• Aim of the exercise:
Exactly as given, repeat all of the entries.

• Records for processing:
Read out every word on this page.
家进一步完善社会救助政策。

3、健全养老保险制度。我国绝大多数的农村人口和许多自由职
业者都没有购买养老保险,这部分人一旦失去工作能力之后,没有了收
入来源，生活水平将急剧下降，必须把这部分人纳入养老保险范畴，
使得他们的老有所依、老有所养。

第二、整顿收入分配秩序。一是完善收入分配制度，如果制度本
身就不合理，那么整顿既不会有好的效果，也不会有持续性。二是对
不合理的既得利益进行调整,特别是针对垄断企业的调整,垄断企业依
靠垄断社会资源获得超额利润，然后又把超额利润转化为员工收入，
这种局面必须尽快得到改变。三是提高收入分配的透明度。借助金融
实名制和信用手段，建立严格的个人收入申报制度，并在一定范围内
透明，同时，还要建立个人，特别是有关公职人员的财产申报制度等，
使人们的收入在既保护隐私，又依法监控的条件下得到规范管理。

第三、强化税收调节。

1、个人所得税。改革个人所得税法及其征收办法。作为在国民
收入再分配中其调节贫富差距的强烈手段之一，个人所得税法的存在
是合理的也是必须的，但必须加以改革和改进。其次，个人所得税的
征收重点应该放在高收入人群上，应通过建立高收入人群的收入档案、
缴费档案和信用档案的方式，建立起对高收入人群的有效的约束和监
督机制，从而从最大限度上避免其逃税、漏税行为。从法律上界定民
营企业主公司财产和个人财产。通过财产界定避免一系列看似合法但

• Output of the task:
Read out every word on this page.
家进一步完善社会救助政策。

3、健全养老保险制度。我国绝大多数的农村人口和许多自由职
业者都没有购买养老保险,这部分人一旦失去工作能力之后,没有了收
入来源，生活水平将急剧下降，必须把这部分人纳入养老保险范畴，
使得他们的老有所依、老有所养。

第二、整顿收入分配秩序。一是完善收入分配制度，如果制度本
身就不合理，那么整顿既不会有好的效果，也不会有持续性。二是对
不合理的既得利益进行调整,特别是针对垄断企业的调整,垄断企业依
靠垄断社会资源获得超额利润，然后又把超额利润转化为员工收入，
这种局面必须尽快得到改变。三是提高收入分配的透明度。借助金融
实名制和信用手段，建立严格的个人收入申报制度，并在一定范围内
透明，同时，还要建立个人，特别是有关公职人员的财产申报制度等，
使人们的收入在既保护隐私，又依法监控的条件下得到规范管理。

第三、强化税收调节。

1、个人所得税。改革个人所得税法及其征收办法。作为在国民
收入再分配中其调节贫富差距的强烈手段之一，个人所得税法的存在
是合理的也是必须的，但必须加以改革和改进。其次，个人所得税的
征收重点应该放在高收入人群上，应通过建立高收入人群的收入档案、
缴费档案和信用档案的方式，建立起对高收入人群的有效的约束和监
督机制，从而从最大限度上避免其逃税、漏税行为。从法律上界定民
营企业主公司财产和个人财产。通过财产界定避免一系列看似合法但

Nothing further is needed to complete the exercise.